### REQUIRED TASK
Collect all lines below with the string "this".

==========

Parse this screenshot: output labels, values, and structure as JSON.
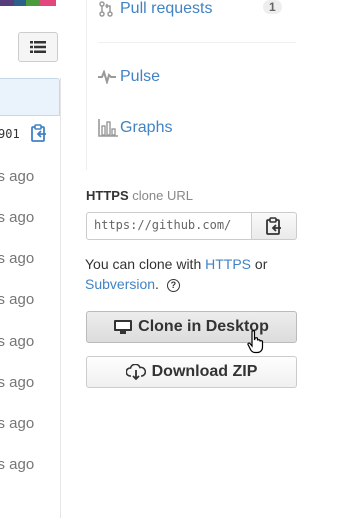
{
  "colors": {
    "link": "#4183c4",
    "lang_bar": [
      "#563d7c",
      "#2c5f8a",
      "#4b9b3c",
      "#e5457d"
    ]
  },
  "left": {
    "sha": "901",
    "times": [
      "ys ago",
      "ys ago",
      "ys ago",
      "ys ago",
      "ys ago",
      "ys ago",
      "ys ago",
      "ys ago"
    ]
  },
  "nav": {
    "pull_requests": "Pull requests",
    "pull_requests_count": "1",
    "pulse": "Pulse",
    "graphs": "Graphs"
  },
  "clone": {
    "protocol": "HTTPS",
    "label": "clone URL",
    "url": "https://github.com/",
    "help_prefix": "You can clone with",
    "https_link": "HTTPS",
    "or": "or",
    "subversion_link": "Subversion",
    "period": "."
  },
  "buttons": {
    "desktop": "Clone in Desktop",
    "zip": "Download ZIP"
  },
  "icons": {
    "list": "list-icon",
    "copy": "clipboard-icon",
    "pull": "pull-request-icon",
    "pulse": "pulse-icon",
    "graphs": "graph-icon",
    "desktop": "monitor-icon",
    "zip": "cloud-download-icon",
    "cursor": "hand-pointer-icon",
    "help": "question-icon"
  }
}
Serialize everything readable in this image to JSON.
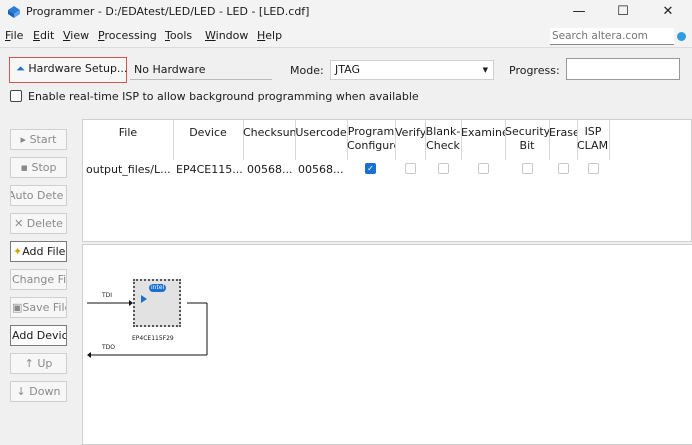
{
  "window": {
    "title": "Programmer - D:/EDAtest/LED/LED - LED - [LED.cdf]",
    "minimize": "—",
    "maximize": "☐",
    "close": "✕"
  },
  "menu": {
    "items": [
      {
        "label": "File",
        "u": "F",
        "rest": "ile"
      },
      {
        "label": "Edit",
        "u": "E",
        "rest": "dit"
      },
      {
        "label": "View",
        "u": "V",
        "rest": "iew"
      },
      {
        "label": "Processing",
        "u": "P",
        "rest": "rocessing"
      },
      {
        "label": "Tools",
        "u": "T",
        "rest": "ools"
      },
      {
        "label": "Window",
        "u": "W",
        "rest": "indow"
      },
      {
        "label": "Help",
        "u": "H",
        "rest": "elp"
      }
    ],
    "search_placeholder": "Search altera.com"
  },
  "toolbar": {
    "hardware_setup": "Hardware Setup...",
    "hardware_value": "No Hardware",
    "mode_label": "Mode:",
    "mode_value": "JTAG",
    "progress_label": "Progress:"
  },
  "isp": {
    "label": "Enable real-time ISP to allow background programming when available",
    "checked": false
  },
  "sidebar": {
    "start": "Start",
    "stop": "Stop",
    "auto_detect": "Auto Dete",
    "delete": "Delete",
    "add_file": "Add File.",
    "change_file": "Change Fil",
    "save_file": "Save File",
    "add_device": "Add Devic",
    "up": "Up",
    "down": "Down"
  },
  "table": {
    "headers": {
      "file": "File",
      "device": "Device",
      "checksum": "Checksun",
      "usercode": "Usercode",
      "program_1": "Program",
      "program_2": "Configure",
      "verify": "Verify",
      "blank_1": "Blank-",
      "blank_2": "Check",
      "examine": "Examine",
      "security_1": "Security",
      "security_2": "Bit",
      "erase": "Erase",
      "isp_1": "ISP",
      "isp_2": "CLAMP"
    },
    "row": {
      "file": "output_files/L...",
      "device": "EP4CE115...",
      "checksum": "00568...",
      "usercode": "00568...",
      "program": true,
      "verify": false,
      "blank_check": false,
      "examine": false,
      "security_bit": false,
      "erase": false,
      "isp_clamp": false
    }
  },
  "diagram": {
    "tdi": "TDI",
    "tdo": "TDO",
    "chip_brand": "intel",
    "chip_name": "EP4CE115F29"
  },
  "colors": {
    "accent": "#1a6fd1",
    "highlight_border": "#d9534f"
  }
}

==========

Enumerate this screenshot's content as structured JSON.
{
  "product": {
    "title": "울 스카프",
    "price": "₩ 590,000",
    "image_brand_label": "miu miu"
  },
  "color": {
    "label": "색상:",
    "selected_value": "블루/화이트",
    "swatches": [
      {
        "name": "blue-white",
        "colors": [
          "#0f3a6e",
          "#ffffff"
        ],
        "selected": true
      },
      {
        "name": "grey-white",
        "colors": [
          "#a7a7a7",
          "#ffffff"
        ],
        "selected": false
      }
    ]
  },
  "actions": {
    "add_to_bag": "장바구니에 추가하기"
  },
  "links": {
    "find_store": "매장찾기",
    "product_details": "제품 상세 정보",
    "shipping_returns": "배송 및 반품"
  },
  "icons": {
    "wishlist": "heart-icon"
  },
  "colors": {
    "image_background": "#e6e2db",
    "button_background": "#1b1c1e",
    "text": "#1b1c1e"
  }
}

==========

### CORRECT RESULT
Parse this screenshot: output labels, values, and structure as JSON.
Serialize everything readable in this image to JSON.
Enumerate this screenshot's content as structured JSON.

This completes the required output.